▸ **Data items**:
______
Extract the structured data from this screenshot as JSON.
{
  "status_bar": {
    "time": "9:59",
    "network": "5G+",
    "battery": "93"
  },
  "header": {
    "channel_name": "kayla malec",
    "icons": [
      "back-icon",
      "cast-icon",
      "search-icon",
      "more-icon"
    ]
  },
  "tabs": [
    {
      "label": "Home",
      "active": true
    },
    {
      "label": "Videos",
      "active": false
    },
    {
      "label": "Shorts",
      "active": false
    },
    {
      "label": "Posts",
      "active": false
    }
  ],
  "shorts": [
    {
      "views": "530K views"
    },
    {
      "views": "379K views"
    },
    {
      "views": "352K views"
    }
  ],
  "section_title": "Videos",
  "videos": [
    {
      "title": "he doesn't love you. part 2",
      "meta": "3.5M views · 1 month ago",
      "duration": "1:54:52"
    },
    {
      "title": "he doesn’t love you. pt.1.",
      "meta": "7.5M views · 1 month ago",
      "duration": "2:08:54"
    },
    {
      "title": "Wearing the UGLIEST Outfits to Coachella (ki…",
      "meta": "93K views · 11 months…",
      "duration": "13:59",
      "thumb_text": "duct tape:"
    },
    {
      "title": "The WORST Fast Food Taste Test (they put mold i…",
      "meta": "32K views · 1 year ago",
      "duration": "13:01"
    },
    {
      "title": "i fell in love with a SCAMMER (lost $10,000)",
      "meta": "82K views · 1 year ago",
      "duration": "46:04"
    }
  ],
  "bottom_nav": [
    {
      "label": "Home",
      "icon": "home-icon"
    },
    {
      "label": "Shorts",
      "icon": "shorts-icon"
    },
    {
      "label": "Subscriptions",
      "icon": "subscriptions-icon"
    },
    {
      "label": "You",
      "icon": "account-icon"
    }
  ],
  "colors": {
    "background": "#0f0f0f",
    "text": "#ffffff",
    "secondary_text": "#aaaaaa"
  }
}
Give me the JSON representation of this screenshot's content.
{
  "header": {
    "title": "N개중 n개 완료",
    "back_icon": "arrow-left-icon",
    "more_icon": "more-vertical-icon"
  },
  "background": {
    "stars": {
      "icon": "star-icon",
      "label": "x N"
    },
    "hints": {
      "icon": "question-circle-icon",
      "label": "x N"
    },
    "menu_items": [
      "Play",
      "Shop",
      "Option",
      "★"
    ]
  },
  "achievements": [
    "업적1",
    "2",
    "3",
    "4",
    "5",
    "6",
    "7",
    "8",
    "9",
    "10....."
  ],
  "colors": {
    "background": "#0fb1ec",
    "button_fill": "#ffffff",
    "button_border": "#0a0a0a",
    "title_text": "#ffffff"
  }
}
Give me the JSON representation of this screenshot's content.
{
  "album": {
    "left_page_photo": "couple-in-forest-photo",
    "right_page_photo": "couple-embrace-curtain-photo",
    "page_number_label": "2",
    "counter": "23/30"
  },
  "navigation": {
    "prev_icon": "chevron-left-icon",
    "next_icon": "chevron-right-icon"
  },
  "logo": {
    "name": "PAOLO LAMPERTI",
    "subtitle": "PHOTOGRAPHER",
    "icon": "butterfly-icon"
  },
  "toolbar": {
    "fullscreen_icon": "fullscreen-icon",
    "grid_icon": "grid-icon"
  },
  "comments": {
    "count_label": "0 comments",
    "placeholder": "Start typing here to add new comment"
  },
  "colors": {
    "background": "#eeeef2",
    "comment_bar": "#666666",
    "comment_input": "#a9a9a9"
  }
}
______
Extract the data exactly as given.

Extract the structured data from this screenshot as JSON.
{
  "status_bar": {
    "time": "9:59",
    "network": "5G+",
    "battery": "93"
  },
  "header": {
    "channel_name": "kayla malec",
    "icons": [
      "back-icon",
      "cast-icon",
      "search-icon",
      "more-icon"
    ]
  },
  "tabs": [
    {
      "label": "Home",
      "active": true
    },
    {
      "label": "Videos",
      "active": false
    },
    {
      "label": "Shorts",
      "active": false
    },
    {
      "label": "Posts",
      "active": false
    }
  ],
  "shorts": [
    {
      "views": "530K views"
    },
    {
      "views": "379K views"
    },
    {
      "views": "352K views"
    }
  ],
  "section_title": "Videos",
  "videos": [
    {
      "title": "he doesn't love you. part 2",
      "meta": "3.5M views · 1 month ago",
      "duration": "1:54:52"
    },
    {
      "title": "he doesn’t love you. pt.1.",
      "meta": "7.5M views · 1 month ago",
      "duration": "2:08:54"
    },
    {
      "title": "Wearing the UGLIEST Outfits to Coachella (ki…",
      "meta": "93K views · 11 months…",
      "duration": "13:59",
      "thumb_text": "duct tape:"
    },
    {
      "title": "The WORST Fast Food Taste Test (they put mold i…",
      "meta": "32K views · 1 year ago",
      "duration": "13:01"
    },
    {
      "title": "i fell in love with a SCAMMER (lost $10,000)",
      "meta": "82K views · 1 year ago",
      "duration": "46:04"
    }
  ],
  "bottom_nav": [
    {
      "label": "Home",
      "icon": "home-icon"
    },
    {
      "label": "Shorts",
      "icon": "shorts-icon"
    },
    {
      "label": "Subscriptions",
      "icon": "subscriptions-icon"
    },
    {
      "label": "You",
      "icon": "account-icon"
    }
  ],
  "colors": {
    "background": "#0f0f0f",
    "text": "#ffffff",
    "secondary_text": "#aaaaaa"
  }
}
Give me the JSON representation of this screenshot's content.
{
  "header": {
    "title": "N개중 n개 완료",
    "back_icon": "arrow-left-icon",
    "more_icon": "more-vertical-icon"
  },
  "background": {
    "stars": {
      "icon": "star-icon",
      "label": "x N"
    },
    "hints": {
      "icon": "question-circle-icon",
      "label": "x N"
    },
    "menu_items": [
      "Play",
      "Shop",
      "Option",
      "★"
    ]
  },
  "achievements": [
    "업적1",
    "2",
    "3",
    "4",
    "5",
    "6",
    "7",
    "8",
    "9",
    "10....."
  ],
  "colors": {
    "background": "#0fb1ec",
    "button_fill": "#ffffff",
    "button_border": "#0a0a0a",
    "title_text": "#ffffff"
  }
}
Give me the JSON representation of this screenshot's content.
{
  "album": {
    "left_page_photo": "couple-in-forest-photo",
    "right_page_photo": "couple-embrace-curtain-photo",
    "page_number_label": "2",
    "counter": "23/30"
  },
  "navigation": {
    "prev_icon": "chevron-left-icon",
    "next_icon": "chevron-right-icon"
  },
  "logo": {
    "name": "PAOLO LAMPERTI",
    "subtitle": "PHOTOGRAPHER",
    "icon": "butterfly-icon"
  },
  "toolbar": {
    "fullscreen_icon": "fullscreen-icon",
    "grid_icon": "grid-icon"
  },
  "comments": {
    "count_label": "0 comments",
    "placeholder": "Start typing here to add new comment"
  },
  "colors": {
    "background": "#eeeef2",
    "comment_bar": "#666666",
    "comment_input": "#a9a9a9"
  }
}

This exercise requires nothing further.